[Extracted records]
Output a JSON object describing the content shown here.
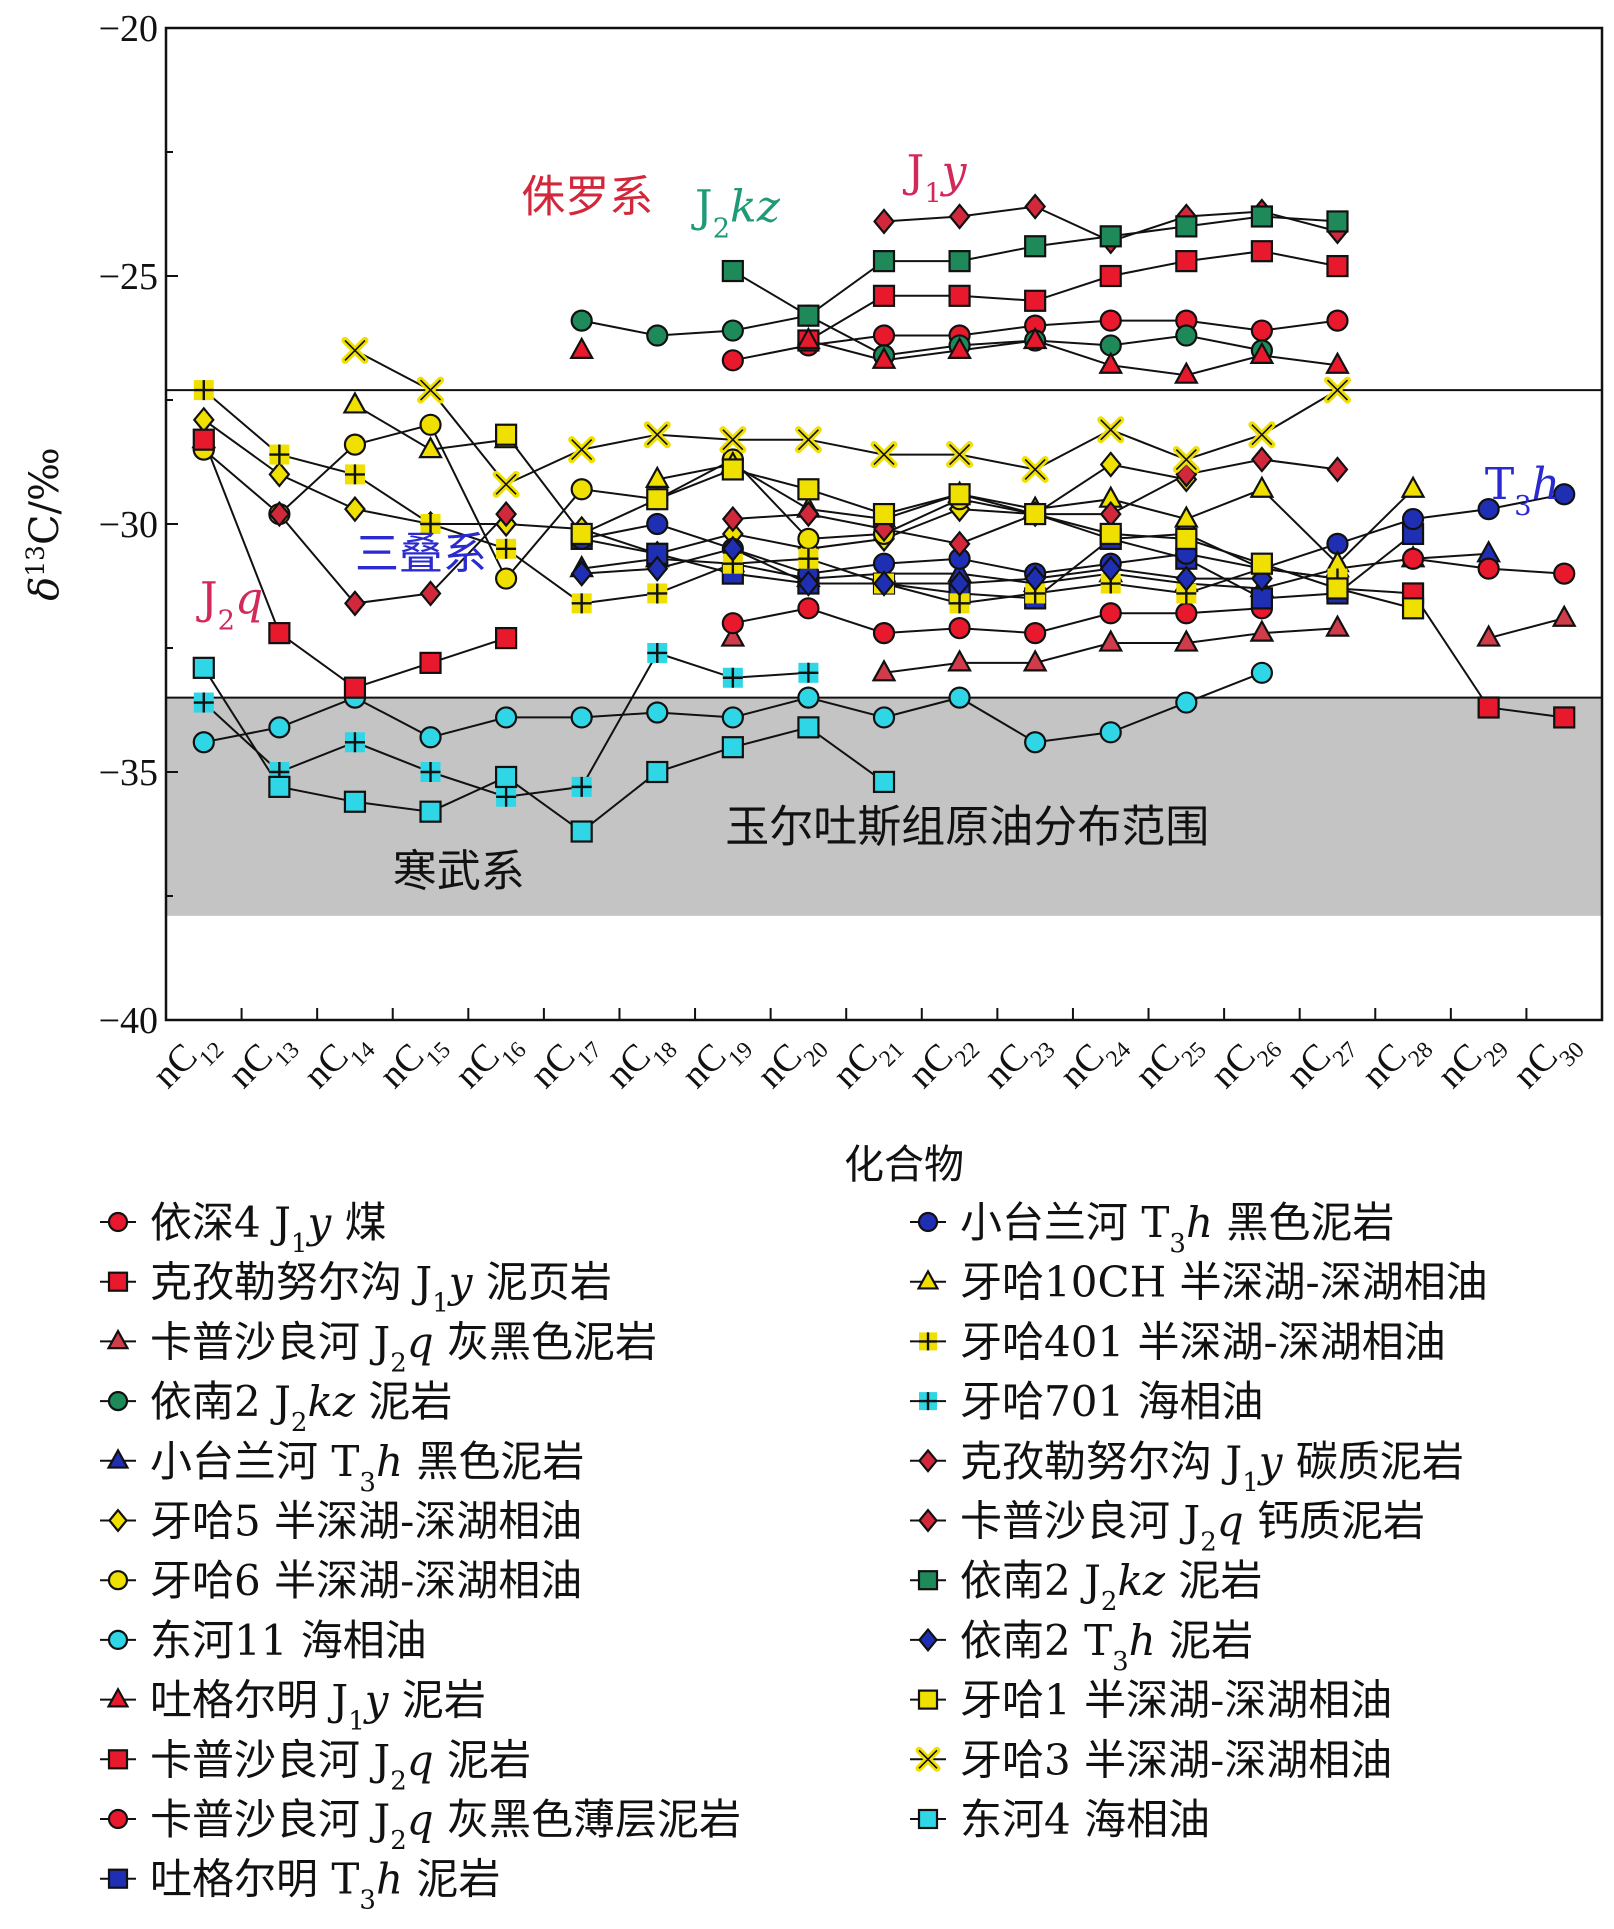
{
  "chart_data": {
    "type": "line",
    "title": "",
    "xlabel": "化合物",
    "ylabel": "δ13C/‰",
    "ylim": [
      -40,
      -20
    ],
    "yticks": [
      "−20",
      "−25",
      "−30",
      "−35",
      "−40"
    ],
    "categories": [
      {
        "base": "nC",
        "sub": "12"
      },
      {
        "base": "nC",
        "sub": "13"
      },
      {
        "base": "nC",
        "sub": "14"
      },
      {
        "base": "nC",
        "sub": "15"
      },
      {
        "base": "nC",
        "sub": "16"
      },
      {
        "base": "nC",
        "sub": "17"
      },
      {
        "base": "nC",
        "sub": "18"
      },
      {
        "base": "nC",
        "sub": "19"
      },
      {
        "base": "nC",
        "sub": "20"
      },
      {
        "base": "nC",
        "sub": "21"
      },
      {
        "base": "nC",
        "sub": "22"
      },
      {
        "base": "nC",
        "sub": "23"
      },
      {
        "base": "nC",
        "sub": "24"
      },
      {
        "base": "nC",
        "sub": "25"
      },
      {
        "base": "nC",
        "sub": "26"
      },
      {
        "base": "nC",
        "sub": "27"
      },
      {
        "base": "nC",
        "sub": "28"
      },
      {
        "base": "nC",
        "sub": "29"
      },
      {
        "base": "nC",
        "sub": "30"
      }
    ],
    "reference_lines": [
      -27.3,
      -33.5
    ],
    "shaded_band": {
      "from": -33.5,
      "to": -37.9,
      "label": "玉尔吐斯组原油分布范围"
    },
    "annotations": [
      {
        "parts": [
          {
            "t": "侏罗系"
          }
        ],
        "color": "#d2283c",
        "x": 4.2,
        "y": -23.7
      },
      {
        "parts": [
          {
            "t": "J"
          },
          {
            "t": "2",
            "sub": true
          },
          {
            "t": "kz",
            "italic": true
          }
        ],
        "color": "#1f9a76",
        "x": 6.5,
        "y": -23.9
      },
      {
        "parts": [
          {
            "t": "J"
          },
          {
            "t": "1",
            "sub": true
          },
          {
            "t": "y",
            "italic": true
          }
        ],
        "color": "#d2285a",
        "x": 9.3,
        "y": -23.2
      },
      {
        "parts": [
          {
            "t": "三叠系"
          }
        ],
        "color": "#2a2ad0",
        "x": 2.0,
        "y": -30.9
      },
      {
        "parts": [
          {
            "t": "J"
          },
          {
            "t": "2",
            "sub": true
          },
          {
            "t": "q",
            "italic": true
          }
        ],
        "color": "#d2285a",
        "x": -0.05,
        "y": -31.8
      },
      {
        "parts": [
          {
            "t": "T"
          },
          {
            "t": "3",
            "sub": true
          },
          {
            "t": "h",
            "italic": true
          }
        ],
        "color": "#2a2ad0",
        "x": 16.95,
        "y": -29.5
      },
      {
        "parts": [
          {
            "t": "寒武系"
          }
        ],
        "color": "#111111",
        "x": 2.5,
        "y": -37.3
      },
      {
        "parts": [
          {
            "t": "玉尔吐斯组原油分布范围"
          }
        ],
        "color": "#111111",
        "x": 6.9,
        "y": -36.4
      }
    ],
    "series": [
      {
        "name": "依深4 J1y 煤",
        "label": [
          {
            "t": "依深4 J"
          },
          {
            "t": "1",
            "sub": true
          },
          {
            "t": "y",
            "italic": true
          },
          {
            "t": " 煤"
          }
        ],
        "marker": "circle",
        "color": "#e8192c",
        "values": [
          null,
          null,
          null,
          null,
          null,
          null,
          null,
          -26.7,
          -26.4,
          -26.2,
          -26.2,
          -26.0,
          -25.9,
          -25.9,
          -26.1,
          -25.9,
          null,
          null,
          null
        ]
      },
      {
        "name": "克孜勒努尔沟 J1y 泥页岩",
        "label": [
          {
            "t": "克孜勒努尔沟 J"
          },
          {
            "t": "1",
            "sub": true
          },
          {
            "t": "y",
            "italic": true
          },
          {
            "t": " 泥页岩"
          }
        ],
        "marker": "square",
        "color": "#e8192c",
        "values": [
          null,
          null,
          null,
          null,
          null,
          null,
          null,
          null,
          -26.3,
          -25.4,
          -25.4,
          -25.5,
          -25.0,
          -24.7,
          -24.5,
          -24.8,
          null,
          null,
          null
        ]
      },
      {
        "name": "卡普沙良河 J2q 灰黑色泥岩",
        "label": [
          {
            "t": "卡普沙良河 J"
          },
          {
            "t": "2",
            "sub": true
          },
          {
            "t": "q",
            "italic": true
          },
          {
            "t": " 灰黑色泥岩"
          }
        ],
        "marker": "triangle",
        "color": "#d13c4a",
        "values": [
          -28.3,
          null,
          null,
          null,
          null,
          null,
          null,
          -32.3,
          null,
          -33.0,
          -32.8,
          -32.8,
          -32.4,
          -32.4,
          -32.2,
          -32.1,
          null,
          -32.3,
          -31.9
        ]
      },
      {
        "name": "依南2 J2kz 泥岩",
        "label": [
          {
            "t": "依南2 J"
          },
          {
            "t": "2",
            "sub": true
          },
          {
            "t": "kz",
            "italic": true
          },
          {
            "t": " 泥岩"
          }
        ],
        "marker": "circle",
        "color": "#1e8a5a",
        "values": [
          null,
          null,
          null,
          null,
          null,
          -25.9,
          -26.2,
          -26.1,
          -25.8,
          -26.6,
          -26.4,
          -26.3,
          -26.4,
          -26.2,
          -26.5,
          null,
          null,
          null,
          null
        ]
      },
      {
        "name": "小台兰河 T3h 黑色泥岩",
        "label": [
          {
            "t": "小台兰河 T"
          },
          {
            "t": "3",
            "sub": true
          },
          {
            "t": "h",
            "italic": true
          },
          {
            "t": " 黑色泥岩"
          }
        ],
        "marker": "triangle",
        "color": "#1f2fb4",
        "values": [
          null,
          null,
          null,
          null,
          null,
          -30.9,
          -30.7,
          -30.8,
          -31.1,
          -31.0,
          -31.0,
          -31.2,
          -31.0,
          -31.2,
          -31.3,
          -30.9,
          -30.7,
          -30.6,
          null
        ]
      },
      {
        "name": "牙哈5 半深湖-深湖相油",
        "label": [
          {
            "t": "牙哈5 半深湖-深湖相油"
          }
        ],
        "marker": "diamond",
        "color": "#f0e000",
        "values": [
          -27.9,
          -29.0,
          -29.7,
          -30.0,
          -30.0,
          -30.1,
          -30.6,
          -30.2,
          -30.5,
          -30.3,
          -29.7,
          -29.8,
          -28.8,
          -29.1,
          null,
          null,
          null,
          null,
          null
        ]
      },
      {
        "name": "牙哈6 半深湖-深湖相油",
        "label": [
          {
            "t": "牙哈6 半深湖-深湖相油"
          }
        ],
        "marker": "circle",
        "color": "#f0e000",
        "values": [
          -28.5,
          -29.8,
          -28.4,
          -28.0,
          -31.1,
          -29.3,
          -29.5,
          -28.7,
          -30.3,
          -30.2,
          -29.5,
          -29.8,
          -30.3,
          -30.2,
          -30.9,
          -31.1,
          null,
          null,
          null
        ]
      },
      {
        "name": "东河11 海相油",
        "label": [
          {
            "t": "东河11 海相油"
          }
        ],
        "marker": "circle",
        "color": "#2fd6e6",
        "values": [
          -34.4,
          -34.1,
          -33.5,
          -34.3,
          -33.9,
          -33.9,
          -33.8,
          -33.9,
          -33.5,
          -33.9,
          -33.5,
          -34.4,
          -34.2,
          -33.6,
          -33.0,
          null,
          null,
          null,
          null
        ]
      },
      {
        "name": "吐格尔明 J1y 泥岩",
        "label": [
          {
            "t": "吐格尔明 J"
          },
          {
            "t": "1",
            "sub": true
          },
          {
            "t": "y",
            "italic": true
          },
          {
            "t": " 泥岩"
          }
        ],
        "marker": "triangle",
        "color": "#e8192c",
        "values": [
          null,
          null,
          null,
          null,
          null,
          -26.5,
          null,
          null,
          -26.3,
          -26.7,
          -26.5,
          -26.3,
          -26.8,
          -27.0,
          -26.6,
          -26.8,
          null,
          null,
          null
        ]
      },
      {
        "name": "卡普沙良河 J2q 泥岩",
        "label": [
          {
            "t": "卡普沙良河 J"
          },
          {
            "t": "2",
            "sub": true
          },
          {
            "t": "q",
            "italic": true
          },
          {
            "t": " 泥岩"
          }
        ],
        "marker": "square",
        "color": "#e8192c",
        "values": [
          -28.3,
          -32.2,
          -33.3,
          -32.8,
          -32.3,
          null,
          null,
          null,
          null,
          null,
          null,
          null,
          null,
          null,
          null,
          -31.3,
          -31.4,
          -33.7,
          -33.9
        ]
      },
      {
        "name": "卡普沙良河 J2q 灰黑色薄层泥岩",
        "label": [
          {
            "t": "卡普沙良河 J"
          },
          {
            "t": "2",
            "sub": true
          },
          {
            "t": "q",
            "italic": true
          },
          {
            "t": " 灰黑色薄层泥岩"
          }
        ],
        "marker": "circle",
        "color": "#e8192c",
        "values": [
          null,
          null,
          null,
          null,
          null,
          null,
          null,
          -32.0,
          -31.7,
          -32.2,
          -32.1,
          -32.2,
          -31.8,
          -31.8,
          -31.7,
          null,
          -30.7,
          -30.9,
          -31.0
        ]
      },
      {
        "name": "吐格尔明 T3h 泥岩",
        "label": [
          {
            "t": "吐格尔明 T"
          },
          {
            "t": "3",
            "sub": true
          },
          {
            "t": "h",
            "italic": true
          },
          {
            "t": " 泥岩"
          }
        ],
        "marker": "square",
        "color": "#1f2fb4",
        "values": [
          null,
          null,
          null,
          null,
          null,
          -30.3,
          -30.6,
          -31.0,
          -31.2,
          -31.2,
          -31.4,
          -31.5,
          -30.3,
          -30.7,
          -31.5,
          -31.4,
          -30.2,
          null,
          null
        ]
      },
      {
        "name": "小台兰河 T3h 黑色泥岩",
        "label": [
          {
            "t": "小台兰河 T"
          },
          {
            "t": "3",
            "sub": true
          },
          {
            "t": "h",
            "italic": true
          },
          {
            "t": " 黑色泥岩"
          }
        ],
        "marker": "circle",
        "color": "#1f2fb4",
        "values": [
          null,
          null,
          null,
          null,
          null,
          -30.3,
          -30.0,
          -30.5,
          -31.0,
          -30.8,
          -30.7,
          -31.0,
          -30.8,
          -30.6,
          -30.9,
          -30.4,
          -29.9,
          -29.7,
          -29.4
        ]
      },
      {
        "name": "牙哈10CH 半深湖-深湖相油",
        "label": [
          {
            "t": "牙哈10CH 半深湖-深湖相油"
          }
        ],
        "marker": "triangle",
        "color": "#f0e000",
        "values": [
          null,
          null,
          -27.6,
          -28.5,
          -28.3,
          null,
          -29.1,
          -28.8,
          -29.7,
          -29.9,
          -29.4,
          -29.7,
          -29.5,
          -29.9,
          -29.3,
          -30.8,
          -29.3,
          null,
          null
        ]
      },
      {
        "name": "牙哈401 半深湖-深湖相油",
        "label": [
          {
            "t": "牙哈401 半深湖-深湖相油"
          }
        ],
        "marker": "plus",
        "color": "#f0e000",
        "values": [
          -27.3,
          -28.6,
          -29.0,
          -30.0,
          -30.5,
          -31.6,
          -31.4,
          -30.8,
          -30.7,
          -31.2,
          -31.6,
          -31.4,
          -31.2,
          -31.4,
          -30.9,
          -31.1,
          null,
          null,
          null
        ]
      },
      {
        "name": "牙哈701 海相油",
        "label": [
          {
            "t": "牙哈701 海相油"
          }
        ],
        "marker": "plus",
        "color": "#2fd6e6",
        "values": [
          -33.6,
          -35.0,
          -34.4,
          -35.0,
          -35.5,
          -35.3,
          -32.6,
          -33.1,
          -33.0,
          null,
          null,
          null,
          null,
          null,
          null,
          null,
          null,
          null,
          null
        ]
      },
      {
        "name": "克孜勒努尔沟 J1y 碳质泥岩",
        "label": [
          {
            "t": "克孜勒努尔沟 J"
          },
          {
            "t": "1",
            "sub": true
          },
          {
            "t": "y",
            "italic": true
          },
          {
            "t": " 碳质泥岩"
          }
        ],
        "marker": "diamond",
        "color": "#d2283c",
        "values": [
          null,
          null,
          null,
          null,
          null,
          null,
          null,
          null,
          null,
          -23.9,
          -23.8,
          -23.6,
          -24.3,
          -23.8,
          -23.7,
          -24.1,
          null,
          null,
          null
        ]
      },
      {
        "name": "卡普沙良河 J2q 钙质泥岩",
        "label": [
          {
            "t": "卡普沙良河 J"
          },
          {
            "t": "2",
            "sub": true
          },
          {
            "t": "q",
            "italic": true
          },
          {
            "t": " 钙质泥岩"
          }
        ],
        "marker": "diamond",
        "color": "#d2283c",
        "values": [
          null,
          -29.8,
          -31.6,
          -31.4,
          -29.8,
          null,
          null,
          -29.9,
          -29.8,
          -30.1,
          -30.4,
          -29.8,
          -29.8,
          -29.0,
          -28.7,
          -28.9,
          null,
          null,
          null
        ]
      },
      {
        "name": "依南2 J2kz 泥岩",
        "label": [
          {
            "t": "依南2 J"
          },
          {
            "t": "2",
            "sub": true
          },
          {
            "t": "kz",
            "italic": true
          },
          {
            "t": " 泥岩"
          }
        ],
        "marker": "square",
        "color": "#1e8a5a",
        "values": [
          null,
          null,
          null,
          null,
          null,
          null,
          null,
          -24.9,
          -25.8,
          -24.7,
          -24.7,
          -24.4,
          -24.2,
          -24.0,
          -23.8,
          -23.9,
          null,
          null,
          null
        ]
      },
      {
        "name": "依南2 T3h 泥岩",
        "label": [
          {
            "t": "依南2 T"
          },
          {
            "t": "3",
            "sub": true
          },
          {
            "t": "h",
            "italic": true
          },
          {
            "t": " 泥岩"
          }
        ],
        "marker": "diamond",
        "color": "#1f2fb4",
        "values": [
          null,
          null,
          null,
          null,
          null,
          -31.0,
          -30.9,
          -30.5,
          -31.2,
          -31.2,
          -31.2,
          -31.1,
          -30.9,
          -31.1,
          -31.1,
          null,
          null,
          null,
          null
        ]
      },
      {
        "name": "牙哈1 半深湖-深湖相油",
        "label": [
          {
            "t": "牙哈1 半深湖-深湖相油"
          }
        ],
        "marker": "square",
        "color": "#f0e000",
        "values": [
          null,
          null,
          null,
          null,
          -28.2,
          -30.2,
          -29.5,
          -28.9,
          -29.3,
          -29.8,
          -29.4,
          -29.8,
          -30.2,
          -30.3,
          -30.8,
          -31.3,
          -31.7,
          null,
          null
        ]
      },
      {
        "name": "牙哈3 半深湖-深湖相油",
        "label": [
          {
            "t": "牙哈3 半深湖-深湖相油"
          }
        ],
        "marker": "x",
        "color": "#f0e000",
        "values": [
          null,
          null,
          -26.5,
          -27.3,
          -29.2,
          -28.5,
          -28.2,
          -28.3,
          -28.3,
          -28.6,
          -28.6,
          -28.9,
          -28.1,
          -28.7,
          -28.2,
          -27.3,
          null,
          null,
          null
        ]
      },
      {
        "name": "东河4 海相油",
        "label": [
          {
            "t": "东河4 海相油"
          }
        ],
        "marker": "square",
        "color": "#2fd6e6",
        "values": [
          -32.9,
          -35.3,
          -35.6,
          -35.8,
          -35.1,
          -36.2,
          -35.0,
          -34.5,
          -34.1,
          -35.2,
          null,
          null,
          null,
          null,
          null,
          null,
          null,
          null,
          null
        ]
      }
    ]
  }
}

§ **TASK TO COMPLETE**: In the entries above, locate every line with the word "吐格尔明" and copy it.

§ **EXPECTED ANSWER**:
        "name": "吐格尔明 J1y 泥岩",
            "t": "吐格尔明 J"
        "name": "吐格尔明 T3h 泥岩",
            "t": "吐格尔明 T"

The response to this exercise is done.